State the number of lines that contain "time", with no other text.

### DATA LISTING ###

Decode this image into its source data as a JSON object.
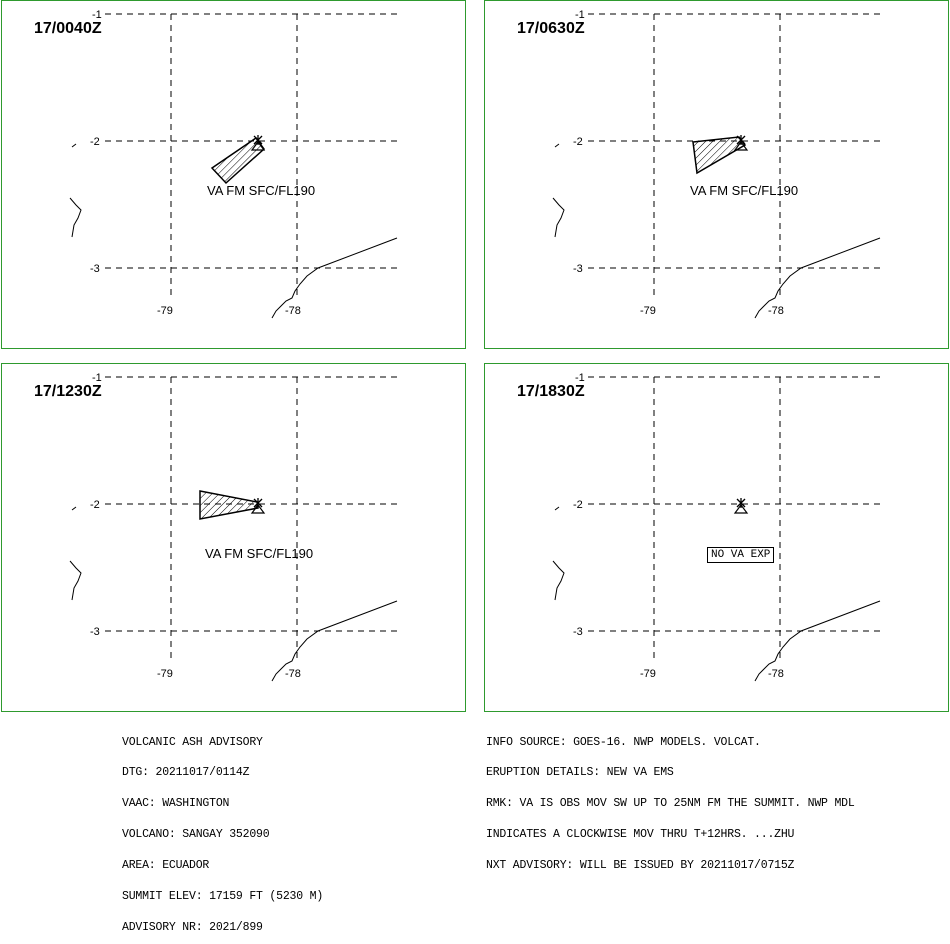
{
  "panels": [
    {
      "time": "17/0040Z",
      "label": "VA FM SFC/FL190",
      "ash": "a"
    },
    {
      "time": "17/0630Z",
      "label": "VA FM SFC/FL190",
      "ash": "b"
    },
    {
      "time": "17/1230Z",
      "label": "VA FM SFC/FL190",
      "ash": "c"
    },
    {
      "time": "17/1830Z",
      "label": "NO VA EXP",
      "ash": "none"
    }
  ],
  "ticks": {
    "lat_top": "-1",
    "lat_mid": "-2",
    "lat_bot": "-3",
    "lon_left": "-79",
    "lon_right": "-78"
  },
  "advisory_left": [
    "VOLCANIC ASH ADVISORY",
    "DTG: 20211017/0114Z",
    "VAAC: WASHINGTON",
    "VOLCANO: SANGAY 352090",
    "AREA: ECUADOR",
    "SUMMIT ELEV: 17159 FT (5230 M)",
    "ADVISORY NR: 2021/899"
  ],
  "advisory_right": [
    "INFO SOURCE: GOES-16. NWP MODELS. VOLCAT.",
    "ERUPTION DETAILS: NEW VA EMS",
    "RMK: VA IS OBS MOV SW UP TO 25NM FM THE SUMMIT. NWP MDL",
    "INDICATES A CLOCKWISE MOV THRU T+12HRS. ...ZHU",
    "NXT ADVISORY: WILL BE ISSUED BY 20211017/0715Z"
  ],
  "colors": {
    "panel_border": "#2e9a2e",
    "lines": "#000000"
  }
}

###
### DATA LISTING ###

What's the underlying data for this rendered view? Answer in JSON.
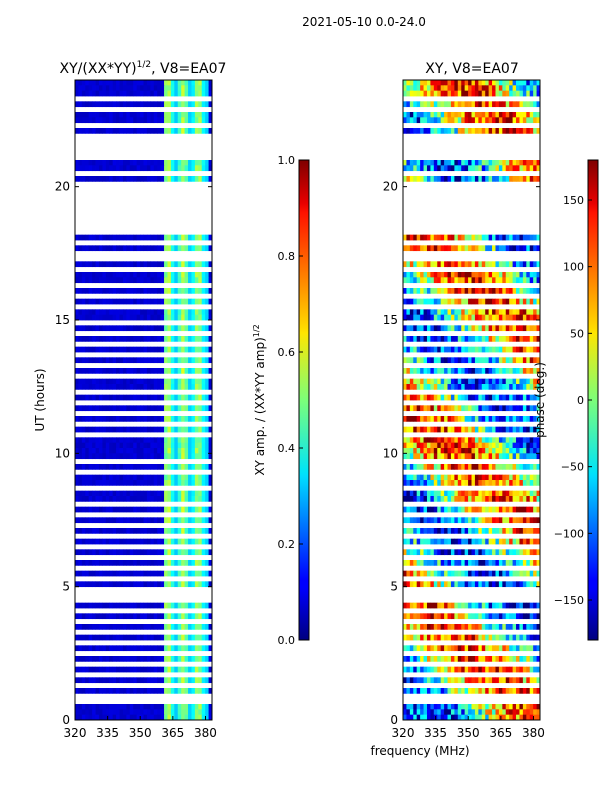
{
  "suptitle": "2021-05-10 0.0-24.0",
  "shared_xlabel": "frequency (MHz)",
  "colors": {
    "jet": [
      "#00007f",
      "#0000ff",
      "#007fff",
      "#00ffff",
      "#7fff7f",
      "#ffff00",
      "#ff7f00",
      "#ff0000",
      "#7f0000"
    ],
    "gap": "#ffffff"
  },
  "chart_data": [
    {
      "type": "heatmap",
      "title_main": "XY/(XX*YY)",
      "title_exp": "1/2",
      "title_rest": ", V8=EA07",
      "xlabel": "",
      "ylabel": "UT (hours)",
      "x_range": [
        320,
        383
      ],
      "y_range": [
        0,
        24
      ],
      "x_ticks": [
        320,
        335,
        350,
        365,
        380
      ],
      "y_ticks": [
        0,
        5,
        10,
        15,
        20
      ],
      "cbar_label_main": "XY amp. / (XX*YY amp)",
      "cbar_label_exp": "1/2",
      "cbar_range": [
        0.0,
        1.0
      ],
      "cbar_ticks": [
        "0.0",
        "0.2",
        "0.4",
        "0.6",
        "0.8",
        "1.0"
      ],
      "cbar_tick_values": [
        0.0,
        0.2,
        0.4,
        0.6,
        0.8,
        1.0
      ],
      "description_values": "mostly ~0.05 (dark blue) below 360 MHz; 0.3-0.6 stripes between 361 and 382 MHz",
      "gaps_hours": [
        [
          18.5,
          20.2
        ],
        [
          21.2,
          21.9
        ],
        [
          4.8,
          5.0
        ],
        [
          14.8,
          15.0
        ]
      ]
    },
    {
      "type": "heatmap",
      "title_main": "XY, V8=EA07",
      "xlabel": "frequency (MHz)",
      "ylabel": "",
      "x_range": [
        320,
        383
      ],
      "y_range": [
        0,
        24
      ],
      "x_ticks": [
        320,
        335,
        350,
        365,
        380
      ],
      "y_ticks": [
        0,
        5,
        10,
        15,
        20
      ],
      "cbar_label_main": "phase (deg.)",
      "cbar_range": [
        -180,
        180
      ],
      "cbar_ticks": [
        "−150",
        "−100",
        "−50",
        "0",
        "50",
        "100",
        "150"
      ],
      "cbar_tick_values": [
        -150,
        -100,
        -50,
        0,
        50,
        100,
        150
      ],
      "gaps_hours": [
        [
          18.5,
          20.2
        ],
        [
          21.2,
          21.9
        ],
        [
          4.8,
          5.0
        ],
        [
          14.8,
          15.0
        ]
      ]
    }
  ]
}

###

ANSWER TO THIS EXERCISE: 4